| Extracted records |
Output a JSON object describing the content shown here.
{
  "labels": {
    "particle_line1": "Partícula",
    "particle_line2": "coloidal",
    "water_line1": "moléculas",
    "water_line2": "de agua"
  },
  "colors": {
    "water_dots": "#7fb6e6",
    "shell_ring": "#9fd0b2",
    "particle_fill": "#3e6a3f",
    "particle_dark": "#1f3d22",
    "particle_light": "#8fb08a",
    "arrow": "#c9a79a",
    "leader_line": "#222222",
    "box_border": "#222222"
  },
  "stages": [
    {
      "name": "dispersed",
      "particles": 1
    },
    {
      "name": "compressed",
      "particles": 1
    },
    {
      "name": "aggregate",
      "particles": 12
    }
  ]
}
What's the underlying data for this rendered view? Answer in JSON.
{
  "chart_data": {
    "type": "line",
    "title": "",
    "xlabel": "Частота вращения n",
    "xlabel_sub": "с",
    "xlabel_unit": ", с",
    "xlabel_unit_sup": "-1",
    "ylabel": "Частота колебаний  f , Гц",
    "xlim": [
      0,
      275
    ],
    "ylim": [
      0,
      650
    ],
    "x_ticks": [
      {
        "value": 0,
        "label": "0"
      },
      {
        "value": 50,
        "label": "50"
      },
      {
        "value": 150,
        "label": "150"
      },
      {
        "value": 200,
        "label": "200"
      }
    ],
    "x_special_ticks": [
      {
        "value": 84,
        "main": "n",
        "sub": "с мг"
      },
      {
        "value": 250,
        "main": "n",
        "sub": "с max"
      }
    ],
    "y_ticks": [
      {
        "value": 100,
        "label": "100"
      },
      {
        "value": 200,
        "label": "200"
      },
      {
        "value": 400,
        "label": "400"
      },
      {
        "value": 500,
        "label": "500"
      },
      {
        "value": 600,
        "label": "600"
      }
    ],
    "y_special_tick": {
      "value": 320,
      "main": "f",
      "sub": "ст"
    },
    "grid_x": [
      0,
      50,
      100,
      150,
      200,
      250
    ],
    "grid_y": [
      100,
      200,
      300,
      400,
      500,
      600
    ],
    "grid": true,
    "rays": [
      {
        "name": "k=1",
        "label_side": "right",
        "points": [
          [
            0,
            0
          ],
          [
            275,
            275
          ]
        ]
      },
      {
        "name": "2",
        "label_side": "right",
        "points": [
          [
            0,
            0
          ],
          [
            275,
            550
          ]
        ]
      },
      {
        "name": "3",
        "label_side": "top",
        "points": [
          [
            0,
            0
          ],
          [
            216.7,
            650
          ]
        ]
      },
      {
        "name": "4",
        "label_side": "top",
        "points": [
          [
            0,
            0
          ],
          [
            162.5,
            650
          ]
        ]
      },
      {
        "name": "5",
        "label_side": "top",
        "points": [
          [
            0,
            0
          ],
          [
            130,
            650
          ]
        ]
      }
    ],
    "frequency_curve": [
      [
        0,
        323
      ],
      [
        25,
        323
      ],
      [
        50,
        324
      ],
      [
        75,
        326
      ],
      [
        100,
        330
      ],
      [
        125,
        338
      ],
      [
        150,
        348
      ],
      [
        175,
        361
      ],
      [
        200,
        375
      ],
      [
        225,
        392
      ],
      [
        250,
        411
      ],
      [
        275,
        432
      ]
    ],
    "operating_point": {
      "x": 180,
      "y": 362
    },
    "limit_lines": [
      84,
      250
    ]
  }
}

| Given problem |
Among the records above, find each line holding the string "JSON" and pull it out.

| Response below |
Output a JSON object describing the content shown here.
What's the underlying data for this rendered view? Answer in JSON.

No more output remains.